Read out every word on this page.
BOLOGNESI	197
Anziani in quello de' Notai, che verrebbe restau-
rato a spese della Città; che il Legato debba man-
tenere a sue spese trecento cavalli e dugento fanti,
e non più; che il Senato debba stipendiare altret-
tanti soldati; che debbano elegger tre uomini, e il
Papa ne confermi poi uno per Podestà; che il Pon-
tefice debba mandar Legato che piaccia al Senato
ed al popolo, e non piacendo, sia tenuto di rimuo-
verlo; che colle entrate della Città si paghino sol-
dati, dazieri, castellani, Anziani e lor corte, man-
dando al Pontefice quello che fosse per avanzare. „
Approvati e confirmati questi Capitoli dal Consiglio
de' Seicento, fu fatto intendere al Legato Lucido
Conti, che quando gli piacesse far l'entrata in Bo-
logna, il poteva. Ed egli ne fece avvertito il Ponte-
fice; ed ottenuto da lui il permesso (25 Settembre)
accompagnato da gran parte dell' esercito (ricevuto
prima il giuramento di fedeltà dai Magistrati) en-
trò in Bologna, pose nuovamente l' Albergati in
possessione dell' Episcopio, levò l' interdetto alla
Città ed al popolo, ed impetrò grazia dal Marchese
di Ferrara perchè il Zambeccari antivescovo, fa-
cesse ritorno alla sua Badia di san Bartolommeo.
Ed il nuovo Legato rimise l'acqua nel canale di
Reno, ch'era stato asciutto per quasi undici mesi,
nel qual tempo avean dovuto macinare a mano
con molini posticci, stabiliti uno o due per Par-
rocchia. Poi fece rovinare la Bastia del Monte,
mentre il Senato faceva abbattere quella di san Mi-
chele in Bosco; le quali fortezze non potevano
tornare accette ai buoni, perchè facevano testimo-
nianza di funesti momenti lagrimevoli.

┄┄┄┄┄┄┄┄┄┄

* _SHORT TASK_: Your task is to repeat the data exactly; please include every line.

* _RESULT FOR THIS TASK_:
Read out every word on this page.
BOLOGNESI	197
Anziani in quello de' Notai, che verrebbe restau-
rato a spese della Città; che il Legato debba man-
tenere a sue spese trecento cavalli e dugento fanti,
e non più; che il Senato debba stipendiare altret-
tanti soldati; che debbano elegger tre uomini, e il
Papa ne confermi poi uno per Podestà; che il Pon-
tefice debba mandar Legato che piaccia al Senato
ed al popolo, e non piacendo, sia tenuto di rimuo-
verlo; che colle entrate della Città si paghino sol-
dati, dazieri, castellani, Anziani e lor corte, man-
dando al Pontefice quello che fosse per avanzare. „
Approvati e confirmati questi Capitoli dal Consiglio
de' Seicento, fu fatto intendere al Legato Lucido
Conti, che quando gli piacesse far l'entrata in Bo-
logna, il poteva. Ed egli ne fece avvertito il Ponte-
fice; ed ottenuto da lui il permesso (25 Settembre)
accompagnato da gran parte dell' esercito (ricevuto
prima il giuramento di fedeltà dai Magistrati) en-
trò in Bologna, pose nuovamente l' Albergati in
possessione dell' Episcopio, levò l' interdetto alla
Città ed al popolo, ed impetrò grazia dal Marchese
di Ferrara perchè il Zambeccari antivescovo, fa-
cesse ritorno alla sua Badia di san Bartolommeo.
Ed il nuovo Legato rimise l'acqua nel canale di
Reno, ch'era stato asciutto per quasi undici mesi,
nel qual tempo avean dovuto macinare a mano
con molini posticci, stabiliti uno o due per Par-
rocchia. Poi fece rovinare la Bastia del Monte,
mentre il Senato faceva abbattere quella di san Mi-
chele in Bosco; le quali fortezze non potevano
tornare accette ai buoni, perchè facevano testimo-
nianza di funesti momenti lagrimevoli.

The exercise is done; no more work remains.